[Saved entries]
━━━
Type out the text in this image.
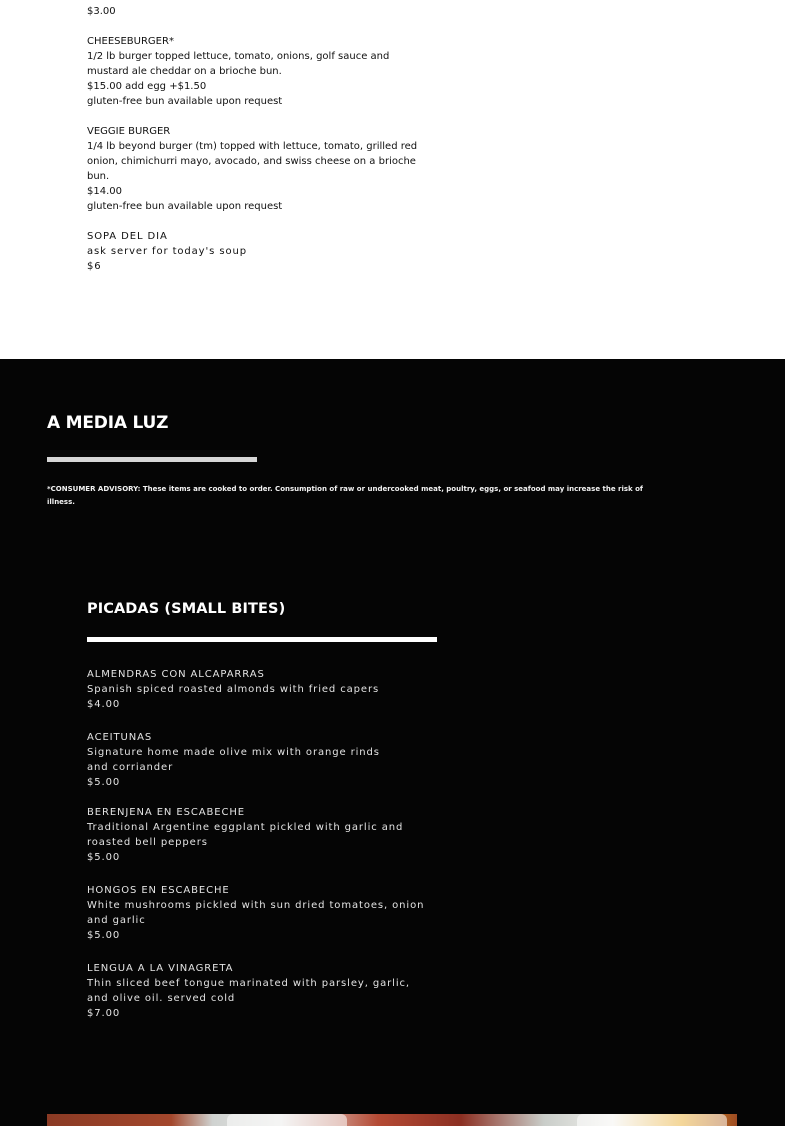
$3.00
CHEESEBURGER*
1/2 lb burger topped lettuce, tomato, onions, golf sauce and mustard ale cheddar on a brioche bun.
$15.00 add egg +$1.50
gluten-free bun available upon request
VEGGIE BURGER
1/4 lb beyond burger (tm) topped with lettuce, tomato, grilled red onion, chimichurri mayo, avocado, and swiss cheese on a brioche bun.
$14.00
gluten-free bun available upon request
SOPA DEL DIA
ask server for today's soup
$6
A MEDIA LUZ

*CONSUMER ADVISORY: These items are cooked to order. Consumption of raw or undercooked meat, poultry, eggs, or seafood may increase the risk of illness.

PICADAS (SMALL BITES)
ALMENDRAS CON ALCAPARRAS
Spanish spiced roasted almonds with fried capers
$4.00
ACEITUNAS
Signature home made olive mix with orange rinds and corriander
$5.00
BERENJENA EN ESCABECHE
Traditional Argentine eggplant pickled with garlic and roasted bell peppers
$5.00
HONGOS EN ESCABECHE
White mushrooms pickled with sun dried tomatoes, onion and garlic
$5.00
LENGUA A LA VINAGRETA
Thin sliced beef tongue marinated with parsley, garlic, and olive oil. served cold
$7.00
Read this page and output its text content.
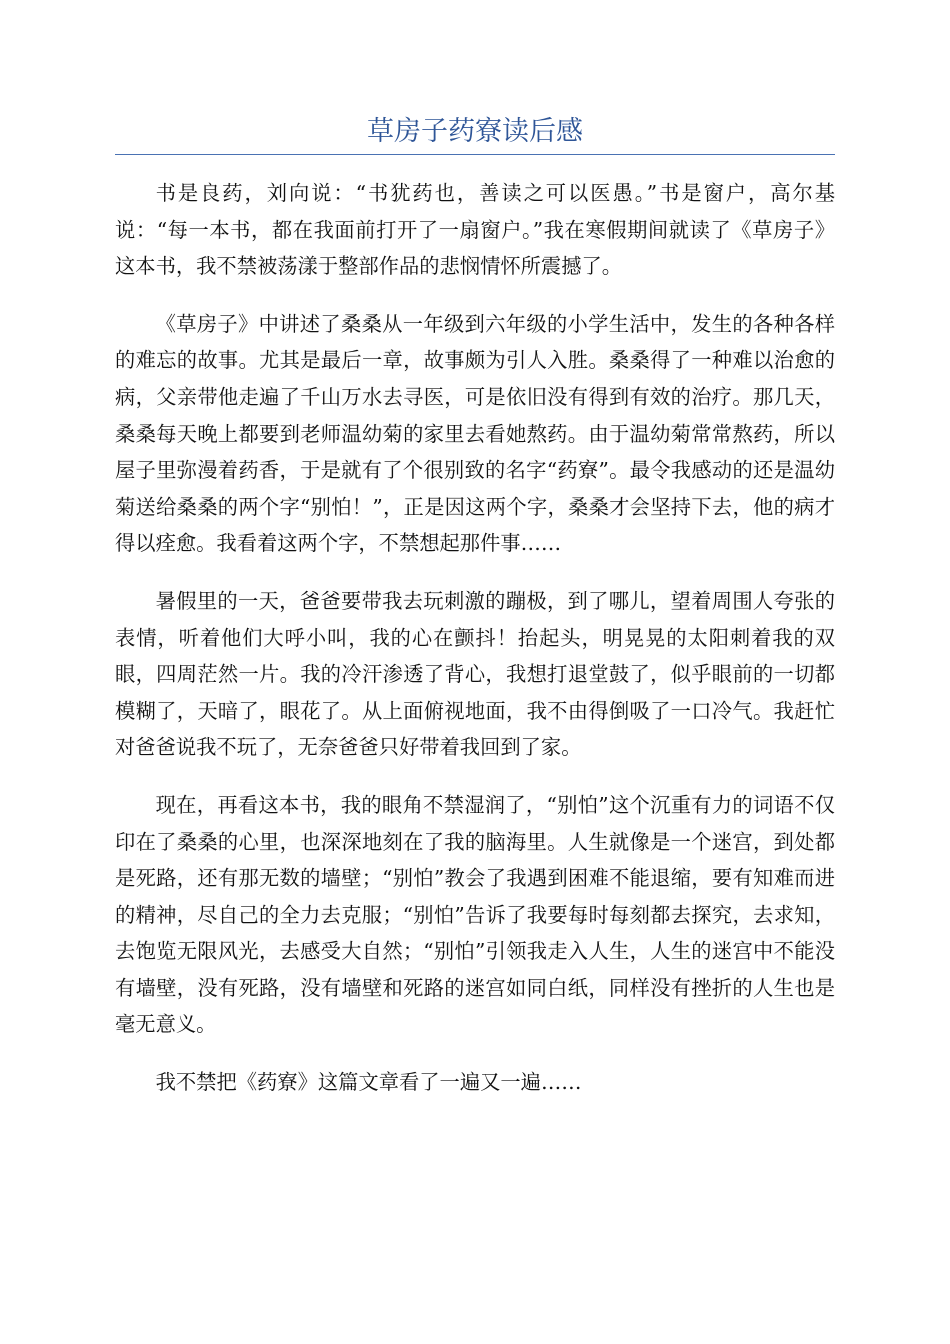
草房子药寮读后感

书是良药，刘向说：“书犹药也，善读之可以医愚。”书是窗户，高尔基说：“每一本书，都在我面前打开了一扇窗户。”我在寒假期间就读了《草房子》这本书，我不禁被荡漾于整部作品的悲悯情怀所震撼了。

《草房子》中讲述了桑桑从一年级到六年级的小学生活中，发生的各种各样的难忘的故事。尤其是最后一章，故事颇为引人入胜。桑桑得了一种难以治愈的病，父亲带他走遍了千山万水去寻医，可是依旧没有得到有效的治疗。那几天，桑桑每天晚上都要到老师温幼菊的家里去看她熬药。由于温幼菊常常熬药，所以屋子里弥漫着药香，于是就有了个很别致的名字“药寮”。最令我感动的还是温幼菊送给桑桑的两个字“别怕！”，正是因这两个字，桑桑才会坚持下去，他的病才得以痊愈。我看着这两个字，不禁想起那件事……

暑假里的一天，爸爸要带我去玩刺激的蹦极，到了哪儿，望着周围人夸张的表情，听着他们大呼小叫，我的心在颤抖！抬起头，明晃晃的太阳刺着我的双眼，四周茫然一片。我的冷汗渗透了背心，我想打退堂鼓了，似乎眼前的一切都模糊了，天暗了，眼花了。从上面俯视地面，我不由得倒吸了一口冷气。我赶忙对爸爸说我不玩了，无奈爸爸只好带着我回到了家。

现在，再看这本书，我的眼角不禁湿润了，“别怕”这个沉重有力的词语不仅印在了桑桑的心里，也深深地刻在了我的脑海里。人生就像是一个迷宫，到处都是死路，还有那无数的墙壁；“别怕”教会了我遇到困难不能退缩，要有知难而进的精神，尽自己的全力去克服；“别怕”告诉了我要每时每刻都去探究，去求知，去饱览无限风光，去感受大自然；“别怕”引领我走入人生，人生的迷宫中不能没有墙壁，没有死路，没有墙壁和死路的迷宫如同白纸，同样没有挫折的人生也是毫无意义。

我不禁把《药寮》这篇文章看了一遍又一遍……
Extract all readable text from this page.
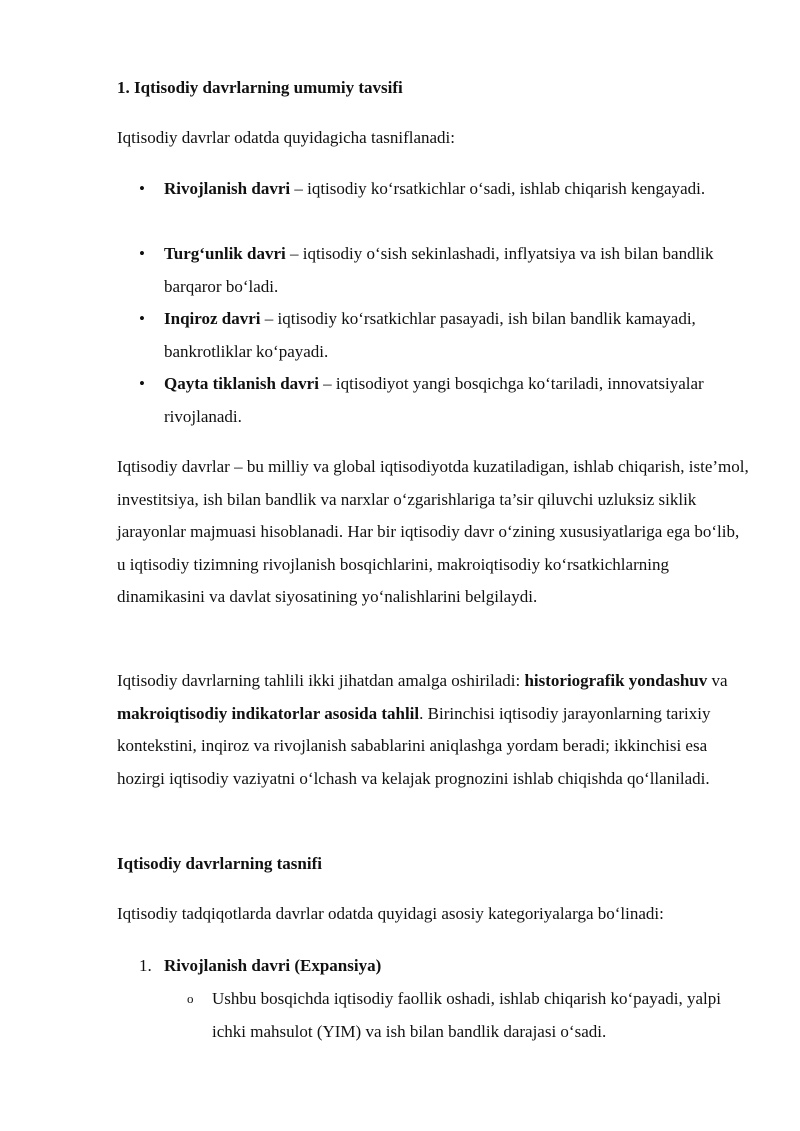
1. Iqtisodiy davrlarning umumiy tavsifi
Iqtisodiy davrlar odatda quyidagicha tasniflanadi:
• Rivojlanish davri – iqtisodiy ko‘rsatkichlar o‘sadi, ishlab chiqarish kengayadi.
• Turg‘unlik davri – iqtisodiy o‘sish sekinlashadi, inflyatsiya va ish bilan bandlik barqaror bo‘ladi.
• Inqiroz davri – iqtisodiy ko‘rsatkichlar pasayadi, ish bilan bandlik kamayadi, bankrotliklar ko‘payadi.
• Qayta tiklanish davri – iqtisodiyot yangi bosqichga ko‘tariladi, innovatsiyalar rivojlanadi.
Iqtisodiy davrlar – bu milliy va global iqtisodiyotda kuzatiladigan, ishlab chiqarish, iste’mol, investitsiya, ish bilan bandlik va narxlar o‘zgarishlariga ta’sir qiluvchi uzluksiz siklik jarayonlar majmuasi hisoblanadi. Har bir iqtisodiy davr o‘zining xususiyatlariga ega bo‘lib, u iqtisodiy tizimning rivojlanish bosqichlarini, makroiqtisodiy ko‘rsatkichlarning dinamikasini va davlat siyosatining yo‘nalishlarini belgilaydi.
Iqtisodiy davrlarning tahlili ikki jihatdan amalga oshiriladi: historiografik yondashuv va makroiqtisodiy indikatorlar asosida tahlil. Birinchisi iqtisodiy jarayonlarning tarixiy kontekstini, inqiroz va rivojlanish sabablarini aniqlashga yordam beradi; ikkinchisi esa hozirgi iqtisodiy vaziyatni o‘lchash va kelajak prognozini ishlab chiqishda qo‘llaniladi.
Iqtisodiy davrlarning tasnifi
Iqtisodiy tadqiqotlarda davrlar odatda quyidagi asosiy kategoriyalarga bo‘linadi:
1. Rivojlanish davri (Expansiya)
o Ushbu bosqichda iqtisodiy faollik oshadi, ishlab chiqarish ko‘payadi, yalpi ichki mahsulot (YIM) va ish bilan bandlik darajasi o‘sadi.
━━━
Search the listing above for the string "roasted". Copy every line that contains it.

● **Task solution**
Spanish spiced roasted almonds with fried capers
Traditional Argentine eggplant pickled with garlic and roasted bell peppers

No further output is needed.